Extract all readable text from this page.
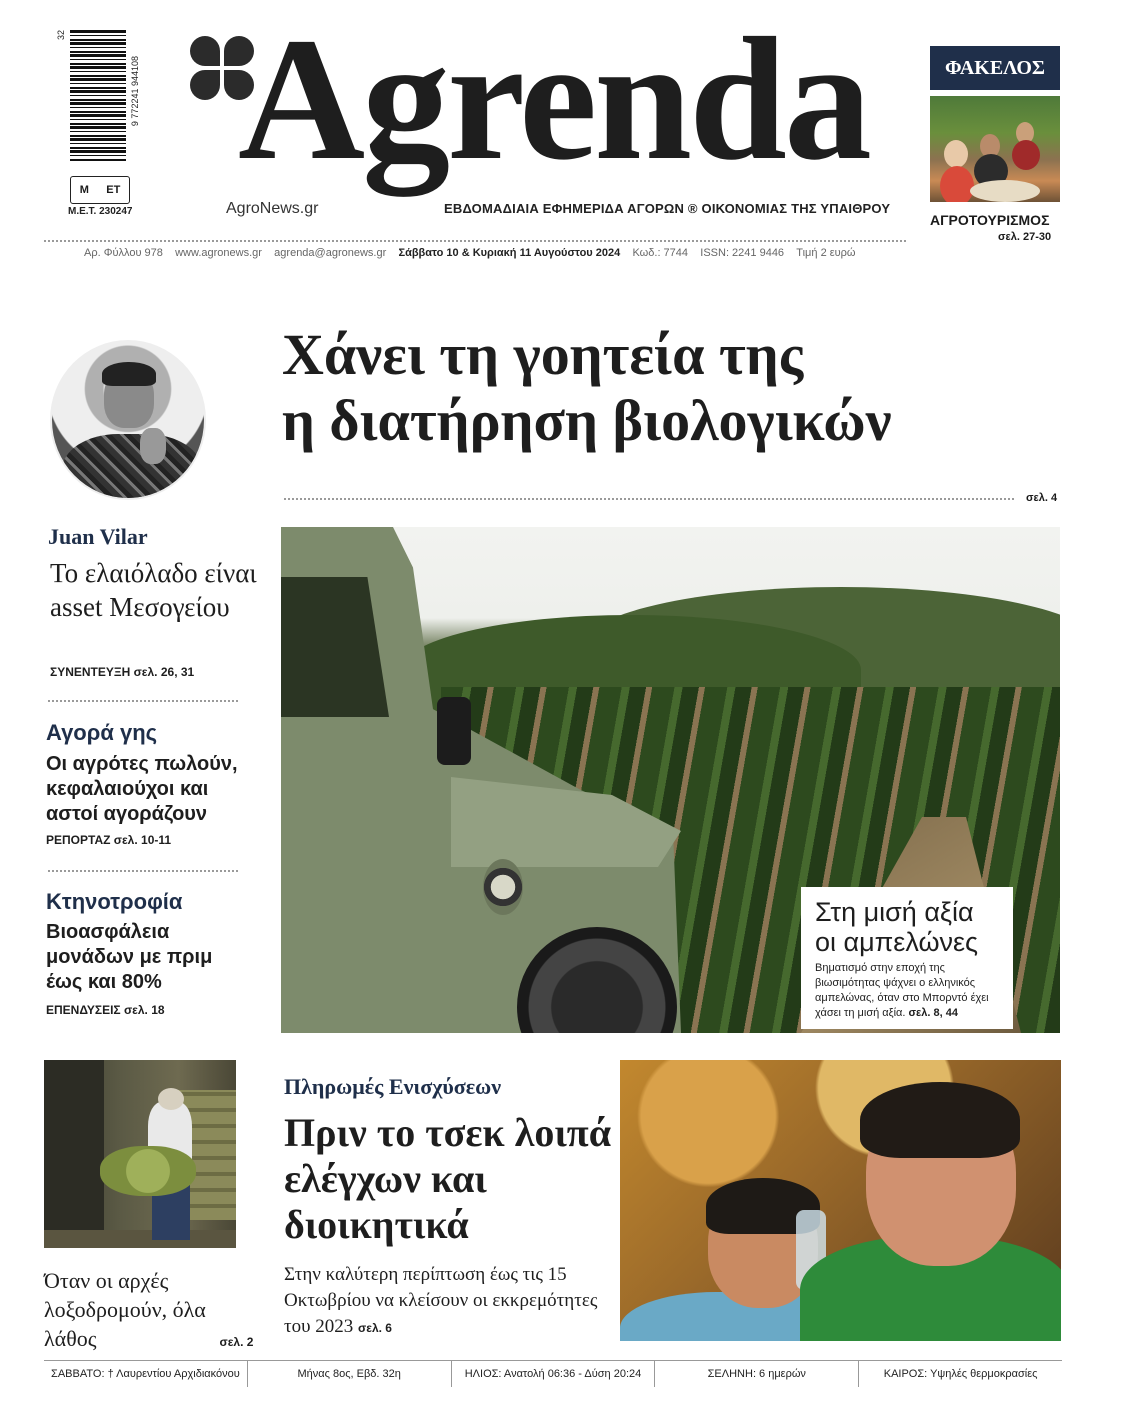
32
9 772241 944108
Μ ΕΤ
M.E.T. 230247
Agrenda
AgroNews.gr	ΕΒΔΟΜΑΔΙΑΙΑ ΕΦΗΜΕΡΙΔΑ ΑΓΟΡΩΝ ® ΟΙΚΟΝΟΜΙΑΣ ΤΗΣ ΥΠΑΙΘΡΟΥ
ΦΑΚΕΛΟΣ
ΑΓΡΟΤΟΥΡΙΣΜΟΣ
σελ. 27-30
Αρ. Φύλλου 978 www.agronews.gr agrenda@agronews.gr Σάββατο 10 & Κυριακή 11 Αυγούστου 2024 Κωδ.: 7744 ISSN: 2241 9446 Τιμή 2 ευρώ
Χάνει τη γοητεία της
η διατήρηση βιολογικών
σελ. 4
Juan Vilar
Το ελαιόλαδο είναι asset Μεσογείου
ΣΥΝΕΝΤΕΥΞΗ σελ. 26, 31
Αγορά γης
Οι αγρότες πωλούν, κεφαλαιούχοι και αστοί αγοράζουν
ΡΕΠΟΡΤΑΖ σελ. 10-11
Κτηνοτροφία
Βιοασφάλεια μονάδων με πριμ έως και 80%
ΕΠΕΝΔΥΣΕΙΣ σελ. 18
Όταν οι αρχές λοξοδρομούν, όλα λάθος	σελ. 2
Στη μισή αξία οι αμπελώνες
Βηματισμό στην εποχή της βιωσιμότητας ψάχνει ο ελληνικός αμπελώνας, όταν στο Μπορντό έχει χάσει τη μισή αξία. σελ. 8, 44
Πληρωμές Ενισχύσεων
Πριν το τσεκ λοιπά ελέγχων και διοικητικά
Στην καλύτερη περίπτωση έως τις 15 Οκτωβρίου να κλείσουν οι εκκρεμότητες του 2023 σελ. 6
ΣΑΒΒΑΤΟ: † Λαυρεντίου Αρχιδιακόνου	Μήνας 8ος, Εβδ. 32η	ΗΛΙΟΣ: Ανατολή 06:36 - Δύση 20:24	ΣΕΛΗΝΗ: 6 ημερών	ΚΑΙΡΟΣ: Υψηλές θερμοκρασίες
################
WRITTEN EXERCISE –
Leave out the pictures and give the rest of the records again exactly.

RESPONSE FOR THIS EXERCISE –
Extract all readable text from this page.
32
9 772241 944108
Μ ΕΤ
M.E.T. 230247
Agrenda
AgroNews.gr	ΕΒΔΟΜΑΔΙΑΙΑ ΕΦΗΜΕΡΙΔΑ ΑΓΟΡΩΝ ® ΟΙΚΟΝΟΜΙΑΣ ΤΗΣ ΥΠΑΙΘΡΟΥ
ΦΑΚΕΛΟΣ
ΑΓΡΟΤΟΥΡΙΣΜΟΣ
σελ. 27-30
Αρ. Φύλλου 978 www.agronews.gr agrenda@agronews.gr Σάββατο 10 & Κυριακή 11 Αυγούστου 2024 Κωδ.: 7744 ISSN: 2241 9446 Τιμή 2 ευρώ
Χάνει τη γοητεία της
η διατήρηση βιολογικών
σελ. 4
Juan Vilar
Το ελαιόλαδο είναι asset Μεσογείου
ΣΥΝΕΝΤΕΥΞΗ σελ. 26, 31
Αγορά γης
Οι αγρότες πωλούν, κεφαλαιούχοι και αστοί αγοράζουν
ΡΕΠΟΡΤΑΖ σελ. 10-11
Κτηνοτροφία
Βιοασφάλεια μονάδων με πριμ έως και 80%
ΕΠΕΝΔΥΣΕΙΣ σελ. 18
Όταν οι αρχές λοξοδρομούν, όλα λάθος	σελ. 2
Στη μισή αξία οι αμπελώνες
Βηματισμό στην εποχή της βιωσιμότητας ψάχνει ο ελληνικός αμπελώνας, όταν στο Μπορντό έχει χάσει τη μισή αξία. σελ. 8, 44
Πληρωμές Ενισχύσεων
Πριν το τσεκ λοιπά ελέγχων και διοικητικά
Στην καλύτερη περίπτωση έως τις 15 Οκτωβρίου να κλείσουν οι εκκρεμότητες του 2023 σελ. 6
ΣΑΒΒΑΤΟ: † Λαυρεντίου Αρχιδιακόνου	Μήνας 8ος, Εβδ. 32η	ΗΛΙΟΣ: Ανατολή 06:36 - Δύση 20:24	ΣΕΛΗΝΗ: 6 ημερών	ΚΑΙΡΟΣ: Υψηλές θερμοκρασίες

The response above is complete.